● Fragen und Aufgaben
A: Gib bitte den Bericht über das Energieforum West 2018 ab „Die Diskussionsteilnehmer des“ bis einschließlich „Wohnungswirtschaft ausdrücklich befürwortet.“ wieder. Benenne dabei „Quartiersansatz“ in „Stadtteilansatz“ um.
B: Beantworte anhand des Berichts über das Energieforum West 2018:
(i) In welcher Stadt trafen sich die Akteure und Praktiker?
(ii) Welche Funktion hat Burkhard Drescher?
(iii) Von welchen beiden Seiten wurde der Ansatz ausdrücklich befürwortet?
C: Entscheide für jede Aussage, ob sie mit dem Bericht über das Energieforum West 2018 übereinstimmt:
(i) Das Treffen fand in Bottrop statt.
(ii) Die Teilnehmer des Abschlussplenums stimmten Drescher zu.
(iii) Das Eltingviertel liegt in Bottrop.

Chancen für das Quartier: InnovationCity beim Energieforum West 2018

Hochkarätige Akteure und Praktiker unterschiedlicher Fachrichtungen trafen sich diese Woche in Essen, um gemeinsam innovative Ideen zu entwickeln und zukunftsweisende Geschäftskonzepte voranzutreiben. Im Fokus stand auch ein pragmatischer Quartiersansatz. Burkhard Drescher, Geschäftsführer der Innovation City Management GmbH, stellte die Praxis des nachhaltigen Stadtumbaus im Rahmen des InnovationCity roll out vor.

Die Diskussionsteilnehmer des Abschlussplenums schlossen sich einvernehmlich der Bewertung des ICM-Geschäftsführers Drescher an, der den ganzheitlichen Quartiersansatz als Garant für eine schnelle und effektive Optimierung der Städte sieht. Die InnovationCity Ruhr | Modellstadt Bottrop und das Essener Eltingviertel sind hier eindrucksvolle Beispiele. Dieser Ansatz wurde sowohl von Seiten des Mieterbundes als auch des Verbands der Wohnungswirtschaft ausdrücklich befürwortet.

(Datensätze aus einer Datensammlung)
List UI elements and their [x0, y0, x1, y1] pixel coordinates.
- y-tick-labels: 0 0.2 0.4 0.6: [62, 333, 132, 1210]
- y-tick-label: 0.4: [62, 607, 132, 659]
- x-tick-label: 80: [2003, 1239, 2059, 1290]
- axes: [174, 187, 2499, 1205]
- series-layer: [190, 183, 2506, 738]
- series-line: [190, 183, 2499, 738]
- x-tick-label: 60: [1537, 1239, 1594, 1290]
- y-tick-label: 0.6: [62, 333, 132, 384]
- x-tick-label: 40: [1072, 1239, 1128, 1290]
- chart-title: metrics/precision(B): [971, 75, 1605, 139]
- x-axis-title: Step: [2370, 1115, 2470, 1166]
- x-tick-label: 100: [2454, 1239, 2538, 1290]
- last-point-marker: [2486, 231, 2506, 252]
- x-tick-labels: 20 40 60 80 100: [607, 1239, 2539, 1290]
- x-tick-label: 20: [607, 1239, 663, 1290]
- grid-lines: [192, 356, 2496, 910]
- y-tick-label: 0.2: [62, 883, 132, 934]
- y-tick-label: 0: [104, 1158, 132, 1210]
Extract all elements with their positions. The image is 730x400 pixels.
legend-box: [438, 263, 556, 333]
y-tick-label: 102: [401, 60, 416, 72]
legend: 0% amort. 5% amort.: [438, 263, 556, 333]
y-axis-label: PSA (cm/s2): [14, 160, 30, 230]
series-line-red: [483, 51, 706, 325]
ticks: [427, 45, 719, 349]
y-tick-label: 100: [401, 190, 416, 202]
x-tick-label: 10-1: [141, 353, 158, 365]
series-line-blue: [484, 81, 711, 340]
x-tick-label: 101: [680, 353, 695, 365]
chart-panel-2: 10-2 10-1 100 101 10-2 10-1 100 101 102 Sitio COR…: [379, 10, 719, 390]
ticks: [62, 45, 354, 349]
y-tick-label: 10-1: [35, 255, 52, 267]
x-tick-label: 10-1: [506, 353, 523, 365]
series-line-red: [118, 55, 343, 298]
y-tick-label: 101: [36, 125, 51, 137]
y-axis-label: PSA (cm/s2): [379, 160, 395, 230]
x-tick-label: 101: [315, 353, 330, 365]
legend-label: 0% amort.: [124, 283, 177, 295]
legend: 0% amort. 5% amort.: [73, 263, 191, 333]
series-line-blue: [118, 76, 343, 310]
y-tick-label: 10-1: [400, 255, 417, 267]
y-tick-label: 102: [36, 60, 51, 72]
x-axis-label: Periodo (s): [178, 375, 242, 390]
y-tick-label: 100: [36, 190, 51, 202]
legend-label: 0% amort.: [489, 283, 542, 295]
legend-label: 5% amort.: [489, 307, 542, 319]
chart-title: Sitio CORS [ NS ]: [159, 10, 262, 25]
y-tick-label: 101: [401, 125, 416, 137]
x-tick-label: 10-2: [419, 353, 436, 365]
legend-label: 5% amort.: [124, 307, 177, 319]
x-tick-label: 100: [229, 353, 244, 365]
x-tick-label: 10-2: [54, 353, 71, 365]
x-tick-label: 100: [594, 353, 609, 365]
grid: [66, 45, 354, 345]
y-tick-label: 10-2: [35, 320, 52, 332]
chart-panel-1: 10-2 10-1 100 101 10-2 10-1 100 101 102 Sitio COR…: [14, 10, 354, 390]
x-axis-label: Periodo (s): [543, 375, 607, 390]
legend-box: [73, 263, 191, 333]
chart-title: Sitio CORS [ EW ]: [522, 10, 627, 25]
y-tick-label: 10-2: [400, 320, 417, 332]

● Lösungen
A:
Die Diskussionsteilnehmer des Abschlussplenums schlossen sich einvernehmlich der Bewertung des ICM-Geschäftsführers Drescher an, der den ganzheitlichen Stadtteilansatz als Garant für eine schnelle und effektive Optimierung der Städte sieht. Die InnovationCity Ruhr | Modellstadt Bottrop und das Essener Eltingviertel sind hier eindrucksvolle Beispiele. Dieser Ansatz wurde sowohl von Seiten des Mieterbundes als auch des Verbands der Wohnungswirtschaft ausdrücklich befürwortet.

B:
(i) In Essen.
(ii) Er ist Geschäftsführer der Innovation City Management GmbH.
(iii) Vom Mieterbund und vom Verband der Wohnungswirtschaft.

C:
(i) Nein: „trafen sich diese Woche in Essen“
(ii) Ja: „schlossen sich einvernehmlich der Bewertung des ICM-Geschäftsführers Drescher an“
(iii) Nein: „das Essener Eltingviertel“